### Task item:
Answer these questions using the guest post on idiographic research.
1. What is the name of the lab that Aaron Fisher directs?
2. What term does the guest post use for phenomena whose inter- and intra-individual processes are equivalent?
3. Which two kinds of assessment does the guest post say can collect hundreds of observations of thoughts, feelings, and actions?

### Text section:
This guest post was written by Aaron Fisher (afisher@berkeley.edu) who is an Assistant Professor of Psychology and the Director of the Idiographic Dynamics Lab at the University of California, Berkeley. Aaron argues for a shift from nomothetic to idiographic research, and describes a new dataset he made publicly available for researchers to use that includes complete multivariate time-series for 40 participants.
As readers of this blog are likely aware, network analysis represents a new and exciting paradigm that holds the potential to better delineate the structure and dynamic organization of psychopathology. However, as I’ve written about elsewhere, the symptomatology of common psychiatric disorders is composed of time-varying phenomena, occurring within individuals. This presents sizable challenges to research generally, and network analysis specifically. Quite simply, time-varying phenomena can only be effectively observed through time-varying data collection and within-individual (i.e. idiographic) processes can only be uncovered via idiographic research methodologies. Peter Molenaar has written on these issues extensively and I encourage everyone to read his manifesto on idiographic science. To summarize his position, inter-individual variation and intra-individual variation are inherently unrelated, an assertion that Molenaar supports through mathematical proof. As a consequence, he argues, the burden of proof should fall on researchers to demonstrate that the nomothetic and idiographic are at least consonant – if not identical – if we want to generalize the former to the latter. Phenomena for which inter- and intra-individual processes (e.g. variance-covariance) are equivalent are known as ergodic. If a given statistical relationship exhibits the same relative strength and direction across both idiographic and nomothetic paradigms, then conclusions from one can be extrapolated to the other. However, Molenaar has argued that most psychological processes are unlikely to be ergodic. In fact, James Boswell and I found evidence that the well-known (and widely-replicated) positive correlation between depression and anxiety is not reliably reproduced within individuals, and may even exhibit a negative relationship over time (see Fisher & Boswell, 2016).
Thus, at the risk of denigrating or minimizing the groundbreaking, paradigm-shifting, and altogether important work that has been published in the past several years on cross-sectional and/or nomothetic data, I would argue that researchers should endeavor to collect intensive repeated measures data in order to conduct idiographic time series analyses of pathologic phenomena. While our cross-sectional and nomothetic work may help to establish new methods, develop rationales, stimulate hypothesis generation, and foment interest, we must be careful about the degree to which we use nomothetic research to understand the phenomenology and behavior of individuals. Ambulatory and ecological momentary assessments can be readily employed to collect hundreds of observations of thoughts, feelings, and actions, which can then be leveraged to produce multivariate time series for dynamic, intraindividual analysis.

### Information provided:
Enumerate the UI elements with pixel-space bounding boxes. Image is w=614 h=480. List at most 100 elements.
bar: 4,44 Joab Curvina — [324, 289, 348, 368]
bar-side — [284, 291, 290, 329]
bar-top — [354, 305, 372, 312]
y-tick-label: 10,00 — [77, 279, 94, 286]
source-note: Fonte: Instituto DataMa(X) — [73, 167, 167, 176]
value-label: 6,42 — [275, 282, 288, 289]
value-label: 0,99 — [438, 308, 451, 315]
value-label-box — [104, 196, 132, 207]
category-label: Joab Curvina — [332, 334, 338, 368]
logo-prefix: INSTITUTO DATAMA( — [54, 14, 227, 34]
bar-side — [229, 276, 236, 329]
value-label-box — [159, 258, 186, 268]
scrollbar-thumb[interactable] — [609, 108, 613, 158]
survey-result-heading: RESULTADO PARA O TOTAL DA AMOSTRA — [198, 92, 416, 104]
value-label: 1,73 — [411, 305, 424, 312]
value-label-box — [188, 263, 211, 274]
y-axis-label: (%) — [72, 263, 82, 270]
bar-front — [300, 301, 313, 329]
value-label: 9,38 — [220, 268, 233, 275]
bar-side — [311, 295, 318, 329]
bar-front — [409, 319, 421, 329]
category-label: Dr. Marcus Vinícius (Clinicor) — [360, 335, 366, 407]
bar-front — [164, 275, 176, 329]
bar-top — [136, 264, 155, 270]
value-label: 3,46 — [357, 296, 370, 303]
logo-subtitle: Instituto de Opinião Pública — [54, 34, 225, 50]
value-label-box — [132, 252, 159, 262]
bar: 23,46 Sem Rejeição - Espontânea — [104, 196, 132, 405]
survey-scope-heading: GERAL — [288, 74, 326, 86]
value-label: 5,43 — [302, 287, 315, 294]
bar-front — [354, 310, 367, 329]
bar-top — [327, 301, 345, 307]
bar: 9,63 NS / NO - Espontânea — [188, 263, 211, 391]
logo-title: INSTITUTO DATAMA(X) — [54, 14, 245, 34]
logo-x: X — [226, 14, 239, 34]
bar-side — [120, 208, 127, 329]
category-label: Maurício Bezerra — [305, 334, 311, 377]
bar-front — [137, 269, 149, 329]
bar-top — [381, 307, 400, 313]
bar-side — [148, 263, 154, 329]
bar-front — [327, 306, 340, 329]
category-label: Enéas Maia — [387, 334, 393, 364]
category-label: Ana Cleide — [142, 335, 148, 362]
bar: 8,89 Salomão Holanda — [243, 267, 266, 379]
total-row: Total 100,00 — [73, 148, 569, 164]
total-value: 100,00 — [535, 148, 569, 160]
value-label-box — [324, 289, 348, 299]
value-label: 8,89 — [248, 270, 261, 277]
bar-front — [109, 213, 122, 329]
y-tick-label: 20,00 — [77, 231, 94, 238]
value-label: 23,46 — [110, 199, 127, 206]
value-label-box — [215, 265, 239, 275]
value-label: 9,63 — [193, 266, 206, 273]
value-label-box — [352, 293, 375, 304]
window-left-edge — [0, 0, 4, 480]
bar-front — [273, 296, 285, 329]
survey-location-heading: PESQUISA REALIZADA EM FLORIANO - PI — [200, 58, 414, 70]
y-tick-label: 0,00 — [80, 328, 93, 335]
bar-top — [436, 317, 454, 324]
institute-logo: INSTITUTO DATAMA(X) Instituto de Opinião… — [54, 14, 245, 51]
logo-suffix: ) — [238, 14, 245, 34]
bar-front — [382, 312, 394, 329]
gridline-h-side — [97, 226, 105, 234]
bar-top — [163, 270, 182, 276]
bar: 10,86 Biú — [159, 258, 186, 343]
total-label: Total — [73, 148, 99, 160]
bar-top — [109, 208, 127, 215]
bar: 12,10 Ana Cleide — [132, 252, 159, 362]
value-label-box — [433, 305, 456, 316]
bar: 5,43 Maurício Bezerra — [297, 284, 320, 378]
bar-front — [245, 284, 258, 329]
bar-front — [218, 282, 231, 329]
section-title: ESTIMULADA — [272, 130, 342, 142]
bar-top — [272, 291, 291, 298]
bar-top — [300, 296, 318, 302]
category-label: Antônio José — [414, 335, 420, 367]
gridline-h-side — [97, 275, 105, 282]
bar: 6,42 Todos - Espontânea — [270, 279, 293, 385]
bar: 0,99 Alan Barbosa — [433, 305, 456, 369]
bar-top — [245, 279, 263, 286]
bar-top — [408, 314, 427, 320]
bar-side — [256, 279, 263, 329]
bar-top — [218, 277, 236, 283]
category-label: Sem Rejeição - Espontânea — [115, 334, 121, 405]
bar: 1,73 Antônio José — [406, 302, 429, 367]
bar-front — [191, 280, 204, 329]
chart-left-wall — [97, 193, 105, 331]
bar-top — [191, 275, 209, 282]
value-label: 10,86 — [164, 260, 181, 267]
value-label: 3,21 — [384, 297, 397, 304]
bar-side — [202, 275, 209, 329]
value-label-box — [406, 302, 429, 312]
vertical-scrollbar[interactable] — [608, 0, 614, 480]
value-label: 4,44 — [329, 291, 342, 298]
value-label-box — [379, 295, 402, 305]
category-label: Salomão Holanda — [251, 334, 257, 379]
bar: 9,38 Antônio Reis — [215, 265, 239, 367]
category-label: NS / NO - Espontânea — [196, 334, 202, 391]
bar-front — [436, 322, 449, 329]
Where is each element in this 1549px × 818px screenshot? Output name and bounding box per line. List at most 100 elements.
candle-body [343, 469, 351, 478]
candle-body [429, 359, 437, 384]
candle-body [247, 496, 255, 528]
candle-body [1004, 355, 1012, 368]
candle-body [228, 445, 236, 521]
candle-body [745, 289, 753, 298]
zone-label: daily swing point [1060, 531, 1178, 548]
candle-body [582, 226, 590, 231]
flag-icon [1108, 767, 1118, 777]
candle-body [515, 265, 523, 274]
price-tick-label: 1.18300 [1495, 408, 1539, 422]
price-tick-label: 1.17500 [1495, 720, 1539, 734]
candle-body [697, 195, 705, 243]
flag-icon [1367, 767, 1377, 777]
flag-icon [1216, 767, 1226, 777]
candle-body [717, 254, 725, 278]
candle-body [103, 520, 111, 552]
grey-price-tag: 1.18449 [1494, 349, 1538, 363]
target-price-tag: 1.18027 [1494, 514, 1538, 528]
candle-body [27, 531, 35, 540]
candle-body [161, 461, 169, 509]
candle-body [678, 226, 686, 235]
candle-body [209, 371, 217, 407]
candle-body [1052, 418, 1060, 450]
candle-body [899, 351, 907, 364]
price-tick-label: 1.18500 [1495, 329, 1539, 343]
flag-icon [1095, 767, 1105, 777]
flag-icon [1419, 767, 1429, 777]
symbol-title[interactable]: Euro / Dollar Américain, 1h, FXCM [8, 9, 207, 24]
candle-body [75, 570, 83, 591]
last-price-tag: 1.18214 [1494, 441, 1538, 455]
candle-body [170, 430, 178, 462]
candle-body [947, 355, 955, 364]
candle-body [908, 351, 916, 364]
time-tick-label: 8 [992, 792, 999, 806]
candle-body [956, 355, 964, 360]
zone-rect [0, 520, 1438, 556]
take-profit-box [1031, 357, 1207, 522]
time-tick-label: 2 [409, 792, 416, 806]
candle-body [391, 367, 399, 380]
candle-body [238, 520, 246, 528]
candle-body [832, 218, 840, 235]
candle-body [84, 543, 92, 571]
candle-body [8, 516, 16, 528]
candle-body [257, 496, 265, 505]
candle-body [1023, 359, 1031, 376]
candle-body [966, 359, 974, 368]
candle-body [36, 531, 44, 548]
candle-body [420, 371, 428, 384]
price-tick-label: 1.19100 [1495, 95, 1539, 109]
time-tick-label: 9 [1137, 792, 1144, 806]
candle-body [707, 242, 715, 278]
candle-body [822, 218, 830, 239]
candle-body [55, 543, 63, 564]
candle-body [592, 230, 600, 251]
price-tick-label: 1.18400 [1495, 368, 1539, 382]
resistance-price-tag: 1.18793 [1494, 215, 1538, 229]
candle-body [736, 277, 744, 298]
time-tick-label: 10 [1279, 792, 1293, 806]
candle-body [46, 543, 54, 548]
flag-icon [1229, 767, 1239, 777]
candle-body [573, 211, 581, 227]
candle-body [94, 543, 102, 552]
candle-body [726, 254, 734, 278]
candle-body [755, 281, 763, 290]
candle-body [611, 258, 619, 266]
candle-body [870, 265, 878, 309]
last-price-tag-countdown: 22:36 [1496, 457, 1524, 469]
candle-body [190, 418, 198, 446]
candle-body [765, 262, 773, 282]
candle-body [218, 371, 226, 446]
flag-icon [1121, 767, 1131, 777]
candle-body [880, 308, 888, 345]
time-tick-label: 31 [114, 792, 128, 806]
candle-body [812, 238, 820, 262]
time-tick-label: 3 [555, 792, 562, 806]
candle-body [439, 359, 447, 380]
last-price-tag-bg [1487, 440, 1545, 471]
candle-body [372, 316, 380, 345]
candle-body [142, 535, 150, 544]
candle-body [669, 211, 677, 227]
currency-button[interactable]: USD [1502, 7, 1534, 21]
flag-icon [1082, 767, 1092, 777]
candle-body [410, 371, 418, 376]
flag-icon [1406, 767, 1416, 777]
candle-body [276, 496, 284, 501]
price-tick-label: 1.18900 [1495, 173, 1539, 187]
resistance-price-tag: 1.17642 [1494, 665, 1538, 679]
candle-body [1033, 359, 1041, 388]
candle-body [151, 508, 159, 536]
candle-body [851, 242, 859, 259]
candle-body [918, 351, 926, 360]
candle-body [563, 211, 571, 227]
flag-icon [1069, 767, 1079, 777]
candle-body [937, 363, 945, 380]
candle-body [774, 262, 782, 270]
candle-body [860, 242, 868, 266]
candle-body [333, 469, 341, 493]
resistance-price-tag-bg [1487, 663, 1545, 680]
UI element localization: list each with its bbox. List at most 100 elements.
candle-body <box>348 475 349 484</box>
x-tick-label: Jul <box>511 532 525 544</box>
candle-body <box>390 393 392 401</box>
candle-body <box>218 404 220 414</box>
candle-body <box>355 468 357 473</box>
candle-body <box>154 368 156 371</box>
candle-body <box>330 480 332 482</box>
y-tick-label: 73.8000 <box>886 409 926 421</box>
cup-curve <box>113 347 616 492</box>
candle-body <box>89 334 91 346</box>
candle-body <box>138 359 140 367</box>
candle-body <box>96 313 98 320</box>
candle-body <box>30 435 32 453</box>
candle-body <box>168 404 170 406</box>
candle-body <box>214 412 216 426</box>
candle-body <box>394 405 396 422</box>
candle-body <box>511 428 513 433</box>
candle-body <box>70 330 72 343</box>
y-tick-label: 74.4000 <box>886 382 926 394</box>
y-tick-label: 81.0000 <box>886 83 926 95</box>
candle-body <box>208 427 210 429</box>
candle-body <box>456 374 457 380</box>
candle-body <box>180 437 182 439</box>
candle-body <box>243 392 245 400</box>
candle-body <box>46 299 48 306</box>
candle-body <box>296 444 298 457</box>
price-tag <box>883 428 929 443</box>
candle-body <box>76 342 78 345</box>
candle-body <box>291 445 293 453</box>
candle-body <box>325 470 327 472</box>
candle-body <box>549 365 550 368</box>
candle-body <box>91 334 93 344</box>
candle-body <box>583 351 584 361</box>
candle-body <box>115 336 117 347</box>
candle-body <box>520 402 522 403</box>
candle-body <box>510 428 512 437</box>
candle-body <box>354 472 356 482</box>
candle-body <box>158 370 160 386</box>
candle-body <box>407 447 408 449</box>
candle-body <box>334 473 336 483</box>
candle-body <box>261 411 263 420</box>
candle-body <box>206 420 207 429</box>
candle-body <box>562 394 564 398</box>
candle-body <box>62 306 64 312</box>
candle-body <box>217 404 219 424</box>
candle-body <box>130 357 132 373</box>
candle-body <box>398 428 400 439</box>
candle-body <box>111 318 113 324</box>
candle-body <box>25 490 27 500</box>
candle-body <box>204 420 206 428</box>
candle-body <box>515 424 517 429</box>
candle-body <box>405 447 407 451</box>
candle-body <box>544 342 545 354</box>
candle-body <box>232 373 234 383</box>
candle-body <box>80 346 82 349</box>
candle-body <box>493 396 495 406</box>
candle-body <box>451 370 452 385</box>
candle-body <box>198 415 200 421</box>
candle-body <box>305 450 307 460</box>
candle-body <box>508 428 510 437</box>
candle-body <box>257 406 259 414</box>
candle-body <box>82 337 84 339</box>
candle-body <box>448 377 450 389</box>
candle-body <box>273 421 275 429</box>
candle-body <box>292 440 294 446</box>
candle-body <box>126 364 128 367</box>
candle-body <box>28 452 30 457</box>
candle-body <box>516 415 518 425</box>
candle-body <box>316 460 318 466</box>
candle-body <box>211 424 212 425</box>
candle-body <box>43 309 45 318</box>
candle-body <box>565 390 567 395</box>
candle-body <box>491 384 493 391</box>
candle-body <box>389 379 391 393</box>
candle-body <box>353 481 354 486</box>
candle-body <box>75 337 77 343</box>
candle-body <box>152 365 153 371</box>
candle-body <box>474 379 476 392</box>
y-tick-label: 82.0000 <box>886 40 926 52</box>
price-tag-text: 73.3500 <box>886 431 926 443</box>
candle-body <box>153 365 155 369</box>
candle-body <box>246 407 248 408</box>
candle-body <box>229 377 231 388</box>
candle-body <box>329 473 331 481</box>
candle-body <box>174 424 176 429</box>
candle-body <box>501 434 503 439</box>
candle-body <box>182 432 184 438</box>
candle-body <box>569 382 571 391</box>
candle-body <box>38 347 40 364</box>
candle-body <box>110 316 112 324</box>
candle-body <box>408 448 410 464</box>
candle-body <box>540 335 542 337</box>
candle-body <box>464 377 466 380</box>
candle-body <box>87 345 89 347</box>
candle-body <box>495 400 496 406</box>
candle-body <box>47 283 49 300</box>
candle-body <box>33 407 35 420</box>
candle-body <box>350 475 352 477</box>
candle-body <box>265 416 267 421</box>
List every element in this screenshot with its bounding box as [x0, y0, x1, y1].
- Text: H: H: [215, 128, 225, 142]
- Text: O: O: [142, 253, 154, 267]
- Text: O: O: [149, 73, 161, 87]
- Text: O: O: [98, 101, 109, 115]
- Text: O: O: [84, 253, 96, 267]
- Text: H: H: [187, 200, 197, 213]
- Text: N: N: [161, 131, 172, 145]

### Reply to the exercise:
1. The Idiographic Dynamics Lab
2. Ergodic
3. Ambulatory and ecological momentary assessments